Quote the records that follow in full, leaving the pictures out.

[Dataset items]
◆ ◆ ◆ ◆ ◆ ◆ ◆
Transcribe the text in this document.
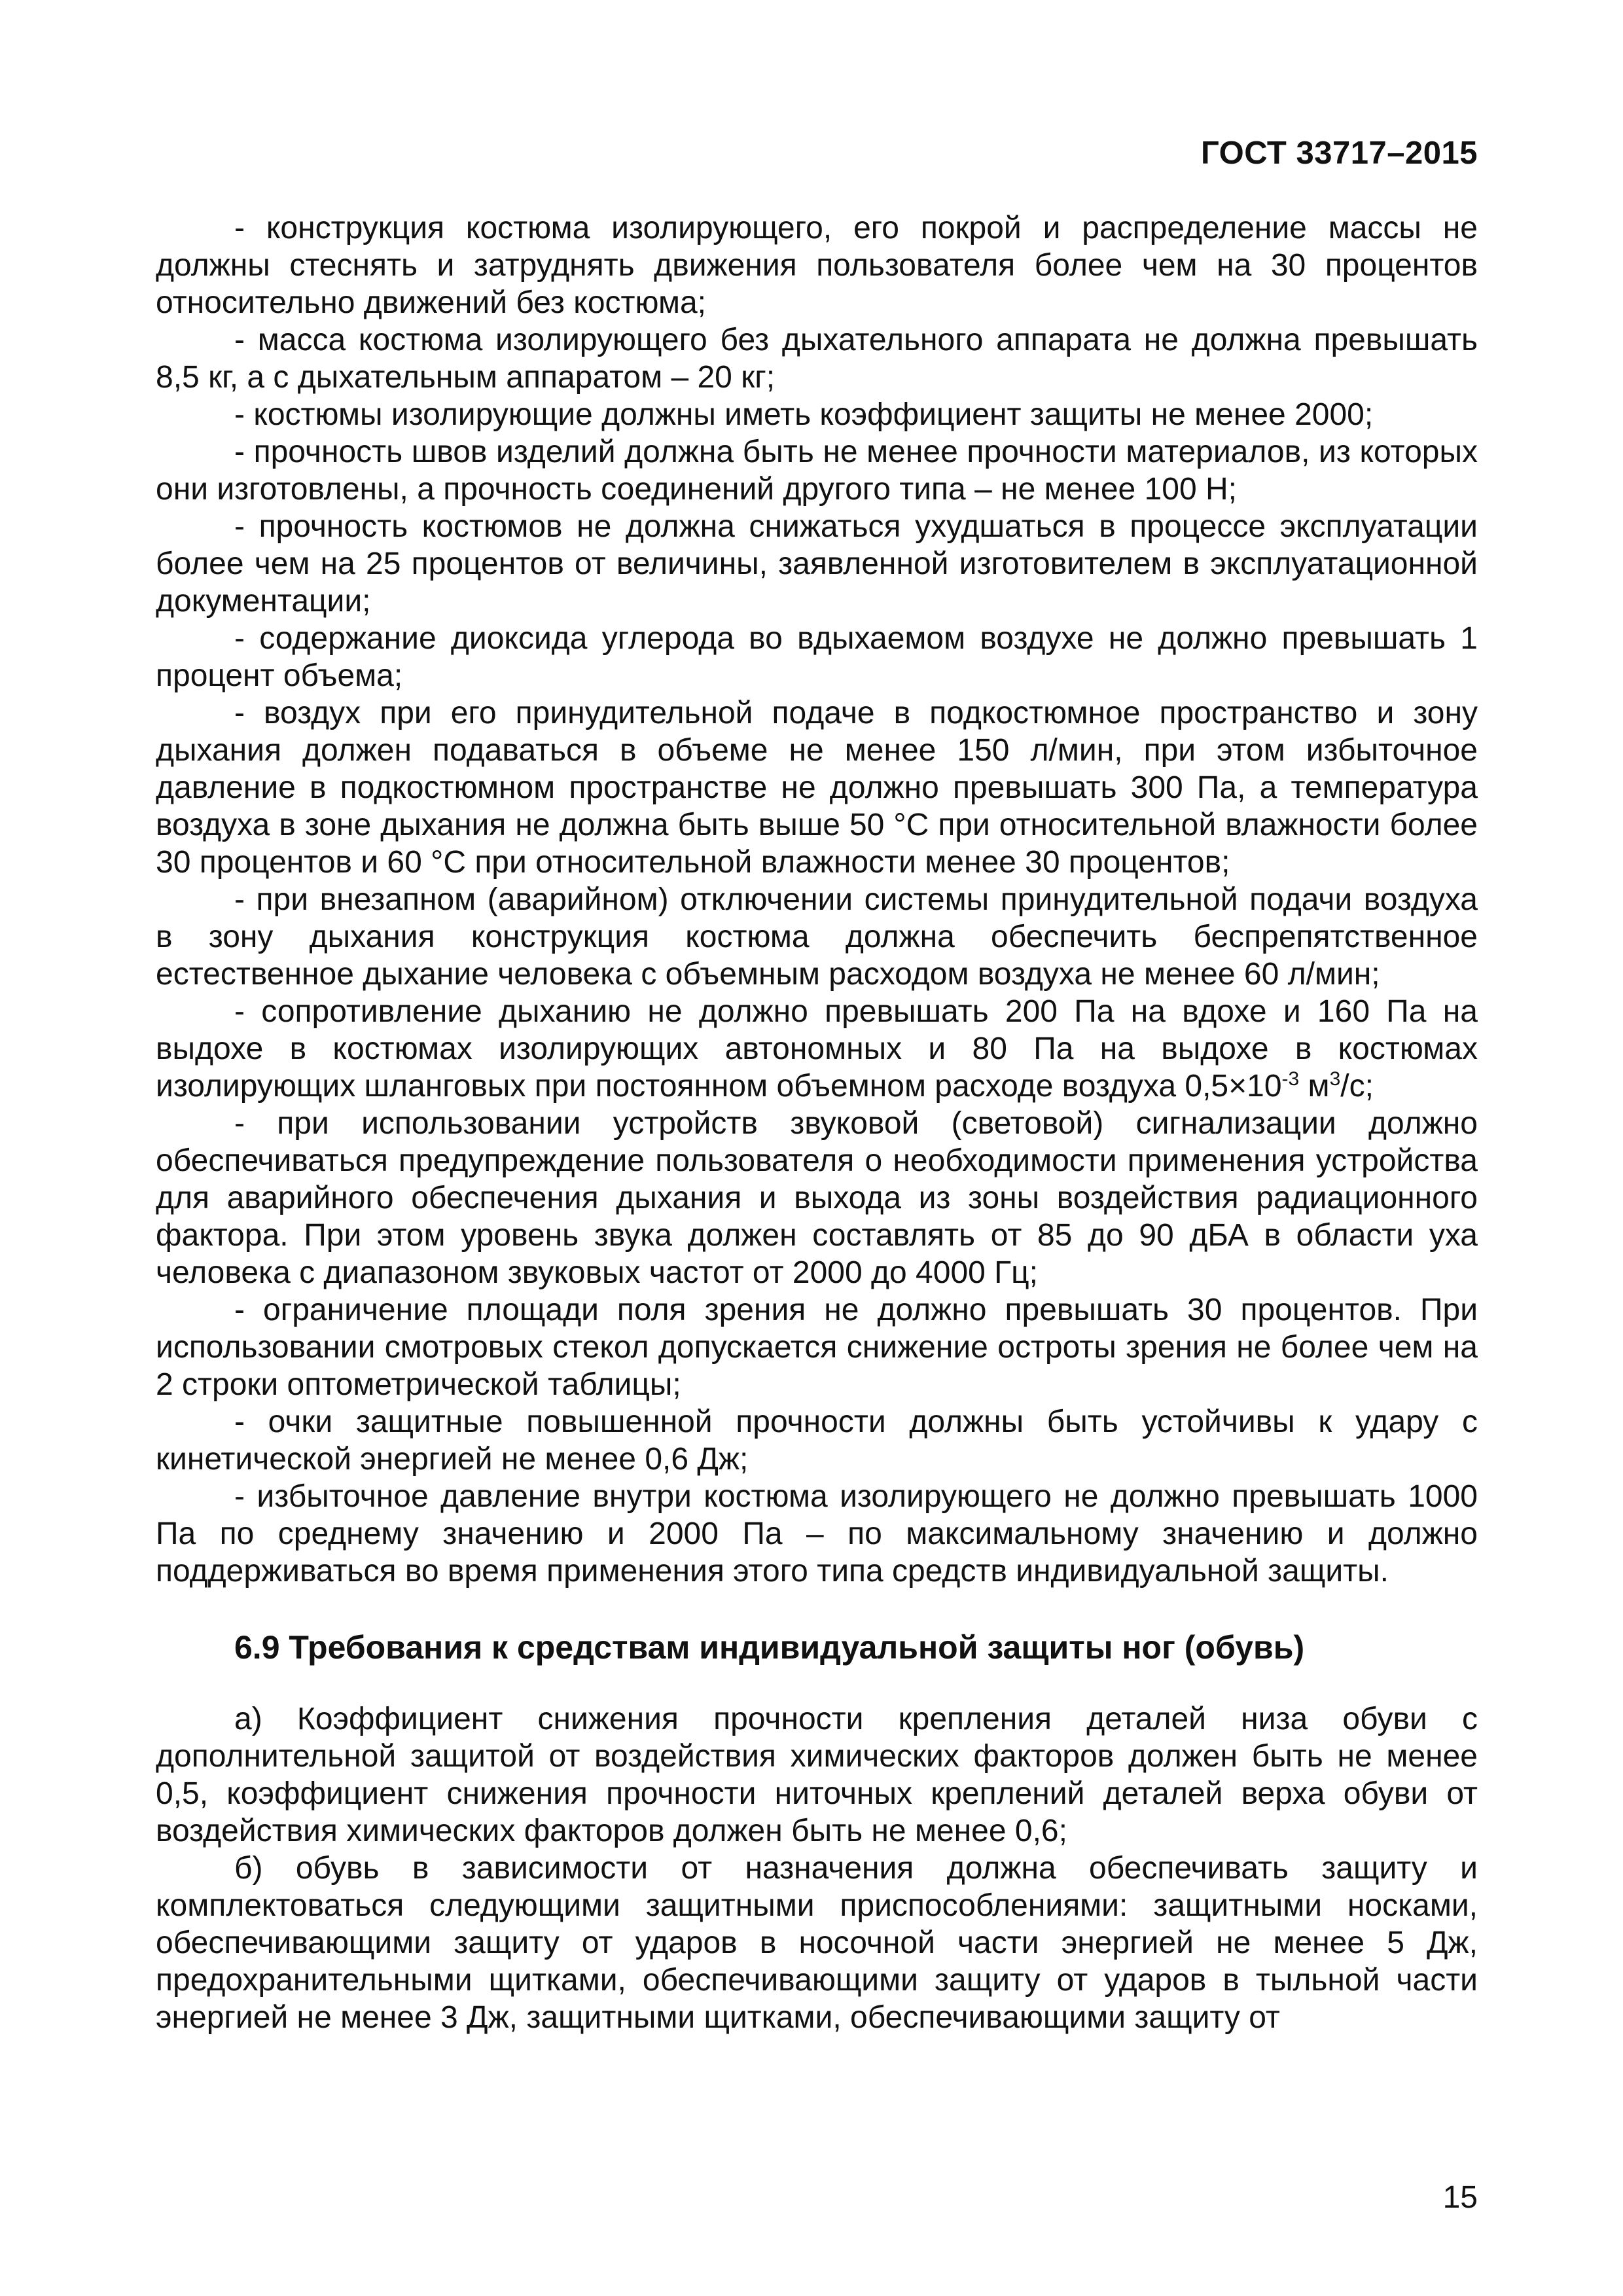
ГОСТ 33717–2015

- конструкция костюма изолирующего, его покрой и распределение массы не должны стеснять и затруднять движения пользователя более чем на 30 процентов относительно движений без костюма;

- масса костюма изолирующего без дыхательного аппарата не должна превышать 8,5 кг, а с дыхательным аппаратом – 20 кг;

- костюмы изолирующие должны иметь коэффициент защиты не менее 2000;

- прочность швов изделий должна быть не менее прочности материалов, из которых они изготовлены, а прочность соединений другого типа – не менее 100 Н;

- прочность костюмов не должна снижаться ухудшаться в процессе эксплуатации более чем на 25 процентов от величины, заявленной изготовителем в эксплуатационной документации;

- содержание диоксида углерода во вдыхаемом воздухе не должно превышать 1 процент объема;

- воздух при его принудительной подаче в подкостюмное пространство и зону дыхания должен подаваться в объеме не менее 150 л/мин, при этом избыточное давление в подкостюмном пространстве не должно превышать 300 Па, а температура воздуха в зоне дыхания не должна быть выше 50 °С при относительной влажности более 30 процентов и 60 °С при относительной влажности менее 30 процентов;

- при внезапном (аварийном) отключении системы принудительной подачи воздуха в зону дыхания конструкция костюма должна обеспечить беспрепятственное естественное дыхание человека с объемным расходом воздуха не менее 60 л/мин;

- сопротивление дыханию не должно превышать 200 Па на вдохе и 160 Па на выдохе в костюмах изолирующих автономных и 80 Па на выдохе в костюмах изолирующих шланговых при постоянном объемном расходе воздуха $0,5\times 10^{-3}$ $м^3/с$;

- при использовании устройств звуковой (световой) сигнализации должно обеспечиваться предупреждение пользователя о необходимости применения устройства для аварийного обеспечения дыхания и выхода из зоны воздействия радиационного фактора. При этом уровень звука должен составлять от 85 до 90 дБА в области уха человека с диапазоном звуковых частот от 2000 до 4000 Гц;

- ограничение площади поля зрения не должно превышать 30 процентов. При использовании смотровых стекол допускается снижение остроты зрения не более чем на 2 строки оптометрической таблицы;

- очки защитные повышенной прочности должны быть устойчивы к удару с кинетической энергией не менее 0,6 Дж;

- избыточное давление внутри костюма изолирующего не должно превышать 1000 Па по среднему значению и 2000 Па – по максимальному значению и должно поддерживаться во время применения этого типа средств индивидуальной защиты.

6.9 Требования к средствам индивидуальной защиты ног (обувь)

а) Коэффициент снижения прочности крепления деталей низа обуви с дополнительной защитой от воздействия химических факторов должен быть не менее 0,5, коэффициент снижения прочности ниточных креплений деталей верха обуви от воздействия химических факторов должен быть не менее 0,6;

б) обувь в зависимости от назначения должна обеспечивать защиту и комплектоваться следующими защитными приспособлениями: защитными носками, обеспечивающими защиту от ударов в носочной части энергией не менее 5 Дж, предохранительными щитками, обеспечивающими защиту от ударов в тыльной части энергией не менее 3 Дж, защитными щитками, обеспечивающими защиту от

15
◆ ◆ ◆ ◆ ◆ ◆ ◆
> Correct result:
Transcribe the text in this document.
ГОСТ 33717–2015

- конструкция костюма изолирующего, его покрой и распределение массы не должны стеснять и затруднять движения пользователя более чем на 30 процентов относительно движений без костюма;

- масса костюма изолирующего без дыхательного аппарата не должна превышать 8,5 кг, а с дыхательным аппаратом – 20 кг;

- костюмы изолирующие должны иметь коэффициент защиты не менее 2000;

- прочность швов изделий должна быть не менее прочности материалов, из которых они изготовлены, а прочность соединений другого типа – не менее 100 Н;

- прочность костюмов не должна снижаться ухудшаться в процессе эксплуатации более чем на 25 процентов от величины, заявленной изготовителем в эксплуатационной документации;

- содержание диоксида углерода во вдыхаемом воздухе не должно превышать 1 процент объема;

- воздух при его принудительной подаче в подкостюмное пространство и зону дыхания должен подаваться в объеме не менее 150 л/мин, при этом избыточное давление в подкостюмном пространстве не должно превышать 300 Па, а температура воздуха в зоне дыхания не должна быть выше 50 °С при относительной влажности более 30 процентов и 60 °С при относительной влажности менее 30 процентов;

- при внезапном (аварийном) отключении системы принудительной подачи воздуха в зону дыхания конструкция костюма должна обеспечить беспрепятственное естественное дыхание человека с объемным расходом воздуха не менее 60 л/мин;

- сопротивление дыханию не должно превышать 200 Па на вдохе и 160 Па на выдохе в костюмах изолирующих автономных и 80 Па на выдохе в костюмах изолирующих шланговых при постоянном объемном расходе воздуха $0,5\times 10^{-3}$ $м^3/с$;

- при использовании устройств звуковой (световой) сигнализации должно обеспечиваться предупреждение пользователя о необходимости применения устройства для аварийного обеспечения дыхания и выхода из зоны воздействия радиационного фактора. При этом уровень звука должен составлять от 85 до 90 дБА в области уха человека с диапазоном звуковых частот от 2000 до 4000 Гц;

- ограничение площади поля зрения не должно превышать 30 процентов. При использовании смотровых стекол допускается снижение остроты зрения не более чем на 2 строки оптометрической таблицы;

- очки защитные повышенной прочности должны быть устойчивы к удару с кинетической энергией не менее 0,6 Дж;

- избыточное давление внутри костюма изолирующего не должно превышать 1000 Па по среднему значению и 2000 Па – по максимальному значению и должно поддерживаться во время применения этого типа средств индивидуальной защиты.

6.9 Требования к средствам индивидуальной защиты ног (обувь)

а) Коэффициент снижения прочности крепления деталей низа обуви с дополнительной защитой от воздействия химических факторов должен быть не менее 0,5, коэффициент снижения прочности ниточных креплений деталей верха обуви от воздействия химических факторов должен быть не менее 0,6;

б) обувь в зависимости от назначения должна обеспечивать защиту и комплектоваться следующими защитными приспособлениями: защитными носками, обеспечивающими защиту от ударов в носочной части энергией не менее 5 Дж, предохранительными щитками, обеспечивающими защиту от ударов в тыльной части энергией не менее 3 Дж, защитными щитками, обеспечивающими защиту от

15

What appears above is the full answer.